§ **WHAT IS REQUIRED**: Go through the lines below and copy each one that holds the string "Output".

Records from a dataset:
==*==
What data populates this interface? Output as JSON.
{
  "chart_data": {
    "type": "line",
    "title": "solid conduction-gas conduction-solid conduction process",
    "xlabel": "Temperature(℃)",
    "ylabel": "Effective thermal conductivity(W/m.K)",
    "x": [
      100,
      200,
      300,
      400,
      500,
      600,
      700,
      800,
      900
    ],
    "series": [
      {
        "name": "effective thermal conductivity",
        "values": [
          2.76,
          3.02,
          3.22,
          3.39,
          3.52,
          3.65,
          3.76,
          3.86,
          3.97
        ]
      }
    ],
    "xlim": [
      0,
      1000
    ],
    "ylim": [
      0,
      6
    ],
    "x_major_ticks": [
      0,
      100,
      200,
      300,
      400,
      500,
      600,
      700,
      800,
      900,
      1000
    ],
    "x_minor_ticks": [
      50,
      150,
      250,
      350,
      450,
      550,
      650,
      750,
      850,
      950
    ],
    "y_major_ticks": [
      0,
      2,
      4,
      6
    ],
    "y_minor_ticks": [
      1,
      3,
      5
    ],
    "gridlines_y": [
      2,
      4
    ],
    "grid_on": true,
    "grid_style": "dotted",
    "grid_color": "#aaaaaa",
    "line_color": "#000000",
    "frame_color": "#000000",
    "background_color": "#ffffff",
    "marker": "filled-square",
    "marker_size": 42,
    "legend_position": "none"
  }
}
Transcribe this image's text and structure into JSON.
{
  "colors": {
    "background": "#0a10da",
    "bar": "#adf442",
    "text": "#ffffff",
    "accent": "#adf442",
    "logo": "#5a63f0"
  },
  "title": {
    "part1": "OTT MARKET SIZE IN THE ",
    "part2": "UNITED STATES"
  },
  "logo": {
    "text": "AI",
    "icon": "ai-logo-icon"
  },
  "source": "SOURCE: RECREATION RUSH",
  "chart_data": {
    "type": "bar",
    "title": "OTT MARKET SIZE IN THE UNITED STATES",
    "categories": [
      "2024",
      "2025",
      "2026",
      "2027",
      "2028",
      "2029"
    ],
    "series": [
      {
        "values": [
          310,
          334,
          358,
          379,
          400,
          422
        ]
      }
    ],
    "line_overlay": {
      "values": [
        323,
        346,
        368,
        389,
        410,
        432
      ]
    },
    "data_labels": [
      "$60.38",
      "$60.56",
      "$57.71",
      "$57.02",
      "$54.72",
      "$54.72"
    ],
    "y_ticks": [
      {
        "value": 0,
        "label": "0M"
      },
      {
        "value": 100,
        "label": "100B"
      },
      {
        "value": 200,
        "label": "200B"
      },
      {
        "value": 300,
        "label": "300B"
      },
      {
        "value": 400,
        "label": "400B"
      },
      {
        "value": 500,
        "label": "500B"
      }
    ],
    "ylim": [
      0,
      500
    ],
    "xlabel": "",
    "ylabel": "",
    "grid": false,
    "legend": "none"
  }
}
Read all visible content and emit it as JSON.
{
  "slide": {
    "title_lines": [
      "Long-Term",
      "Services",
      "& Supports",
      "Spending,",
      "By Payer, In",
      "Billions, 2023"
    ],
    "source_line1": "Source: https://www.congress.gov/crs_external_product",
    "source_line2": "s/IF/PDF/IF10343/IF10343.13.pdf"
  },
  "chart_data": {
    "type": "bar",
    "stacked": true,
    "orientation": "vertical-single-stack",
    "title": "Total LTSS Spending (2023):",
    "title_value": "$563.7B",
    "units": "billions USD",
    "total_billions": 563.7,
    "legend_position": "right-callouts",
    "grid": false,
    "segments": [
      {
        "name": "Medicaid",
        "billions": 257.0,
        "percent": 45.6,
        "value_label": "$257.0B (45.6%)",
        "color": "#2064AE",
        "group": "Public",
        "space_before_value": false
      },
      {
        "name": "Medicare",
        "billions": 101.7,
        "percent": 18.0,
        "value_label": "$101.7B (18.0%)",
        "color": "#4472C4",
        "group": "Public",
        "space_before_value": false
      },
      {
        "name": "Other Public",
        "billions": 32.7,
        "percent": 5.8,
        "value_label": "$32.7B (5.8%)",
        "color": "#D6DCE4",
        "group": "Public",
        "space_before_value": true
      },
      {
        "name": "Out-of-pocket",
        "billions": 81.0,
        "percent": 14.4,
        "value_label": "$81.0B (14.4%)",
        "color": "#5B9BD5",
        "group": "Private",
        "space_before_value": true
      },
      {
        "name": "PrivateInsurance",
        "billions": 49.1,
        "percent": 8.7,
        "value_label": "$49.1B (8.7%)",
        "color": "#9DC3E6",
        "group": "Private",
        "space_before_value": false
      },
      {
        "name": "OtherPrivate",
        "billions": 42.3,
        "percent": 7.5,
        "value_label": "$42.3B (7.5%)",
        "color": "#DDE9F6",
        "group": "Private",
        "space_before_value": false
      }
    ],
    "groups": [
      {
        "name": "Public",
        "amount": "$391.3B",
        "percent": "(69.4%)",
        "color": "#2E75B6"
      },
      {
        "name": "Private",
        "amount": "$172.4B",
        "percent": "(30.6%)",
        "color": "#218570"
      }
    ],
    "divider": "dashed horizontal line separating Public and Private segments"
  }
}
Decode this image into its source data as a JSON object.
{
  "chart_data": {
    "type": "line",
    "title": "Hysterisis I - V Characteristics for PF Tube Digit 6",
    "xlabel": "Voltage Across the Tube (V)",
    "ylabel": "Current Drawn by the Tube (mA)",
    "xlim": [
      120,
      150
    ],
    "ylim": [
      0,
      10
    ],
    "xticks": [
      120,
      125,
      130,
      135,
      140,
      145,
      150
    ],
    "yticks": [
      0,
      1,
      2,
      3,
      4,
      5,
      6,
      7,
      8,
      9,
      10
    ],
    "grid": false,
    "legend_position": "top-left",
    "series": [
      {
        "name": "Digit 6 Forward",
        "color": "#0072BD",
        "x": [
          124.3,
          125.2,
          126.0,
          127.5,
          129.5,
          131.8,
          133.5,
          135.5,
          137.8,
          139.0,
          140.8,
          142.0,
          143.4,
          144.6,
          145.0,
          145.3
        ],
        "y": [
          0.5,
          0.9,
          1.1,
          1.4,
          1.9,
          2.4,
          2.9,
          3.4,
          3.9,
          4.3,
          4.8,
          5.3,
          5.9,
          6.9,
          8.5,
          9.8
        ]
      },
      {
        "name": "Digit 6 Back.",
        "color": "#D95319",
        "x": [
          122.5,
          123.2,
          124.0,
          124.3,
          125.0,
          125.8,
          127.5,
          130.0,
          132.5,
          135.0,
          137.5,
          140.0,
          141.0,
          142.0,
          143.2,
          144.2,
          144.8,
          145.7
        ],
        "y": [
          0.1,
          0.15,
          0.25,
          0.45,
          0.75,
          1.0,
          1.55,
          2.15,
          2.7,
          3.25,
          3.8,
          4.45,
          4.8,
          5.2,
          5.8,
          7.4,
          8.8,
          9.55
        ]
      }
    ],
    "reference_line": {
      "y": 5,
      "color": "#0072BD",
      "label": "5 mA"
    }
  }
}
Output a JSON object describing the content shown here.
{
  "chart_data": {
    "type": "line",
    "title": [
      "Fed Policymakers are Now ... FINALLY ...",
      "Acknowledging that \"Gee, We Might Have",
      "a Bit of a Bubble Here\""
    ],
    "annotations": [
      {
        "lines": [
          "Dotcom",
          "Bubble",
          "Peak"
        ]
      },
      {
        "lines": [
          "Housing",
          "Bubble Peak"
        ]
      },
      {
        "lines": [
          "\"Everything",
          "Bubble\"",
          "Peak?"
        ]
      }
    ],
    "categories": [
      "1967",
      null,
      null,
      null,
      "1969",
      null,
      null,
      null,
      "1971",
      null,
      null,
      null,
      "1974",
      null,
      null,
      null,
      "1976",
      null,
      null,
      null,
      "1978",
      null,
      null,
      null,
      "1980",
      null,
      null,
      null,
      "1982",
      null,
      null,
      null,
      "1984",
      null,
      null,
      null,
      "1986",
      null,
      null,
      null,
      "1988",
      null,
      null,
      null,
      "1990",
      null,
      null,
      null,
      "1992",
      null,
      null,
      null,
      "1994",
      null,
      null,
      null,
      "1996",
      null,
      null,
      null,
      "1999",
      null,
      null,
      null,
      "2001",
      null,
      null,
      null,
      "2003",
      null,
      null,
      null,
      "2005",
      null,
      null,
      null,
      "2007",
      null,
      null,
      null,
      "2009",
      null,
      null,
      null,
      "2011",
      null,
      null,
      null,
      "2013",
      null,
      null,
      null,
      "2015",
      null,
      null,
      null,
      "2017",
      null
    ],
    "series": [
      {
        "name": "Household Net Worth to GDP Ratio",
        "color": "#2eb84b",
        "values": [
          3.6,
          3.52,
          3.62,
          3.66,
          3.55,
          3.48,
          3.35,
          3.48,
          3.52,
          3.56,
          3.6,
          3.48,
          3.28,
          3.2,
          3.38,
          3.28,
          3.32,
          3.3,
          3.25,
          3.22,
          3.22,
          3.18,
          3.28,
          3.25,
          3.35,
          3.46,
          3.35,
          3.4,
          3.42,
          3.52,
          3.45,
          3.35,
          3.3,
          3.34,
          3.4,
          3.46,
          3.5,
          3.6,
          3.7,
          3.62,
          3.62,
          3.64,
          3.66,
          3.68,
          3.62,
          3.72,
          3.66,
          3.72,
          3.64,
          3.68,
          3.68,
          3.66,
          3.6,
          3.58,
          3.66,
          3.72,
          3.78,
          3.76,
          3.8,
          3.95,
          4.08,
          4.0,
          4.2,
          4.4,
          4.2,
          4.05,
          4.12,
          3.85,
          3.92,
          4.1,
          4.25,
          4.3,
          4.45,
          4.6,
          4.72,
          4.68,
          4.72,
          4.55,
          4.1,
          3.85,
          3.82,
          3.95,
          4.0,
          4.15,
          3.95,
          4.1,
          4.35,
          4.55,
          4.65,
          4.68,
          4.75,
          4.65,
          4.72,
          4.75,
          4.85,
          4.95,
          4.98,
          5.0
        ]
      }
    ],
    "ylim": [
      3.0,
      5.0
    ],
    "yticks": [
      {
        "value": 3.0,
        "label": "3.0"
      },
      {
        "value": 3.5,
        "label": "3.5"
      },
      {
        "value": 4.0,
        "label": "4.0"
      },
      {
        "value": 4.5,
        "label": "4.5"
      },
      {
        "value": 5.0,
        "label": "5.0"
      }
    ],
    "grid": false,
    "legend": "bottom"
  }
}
==*==
§ **RESULT FOR THIS EXERCISE**:
What data populates this interface? Output as JSON.
Output a JSON object describing the content shown here.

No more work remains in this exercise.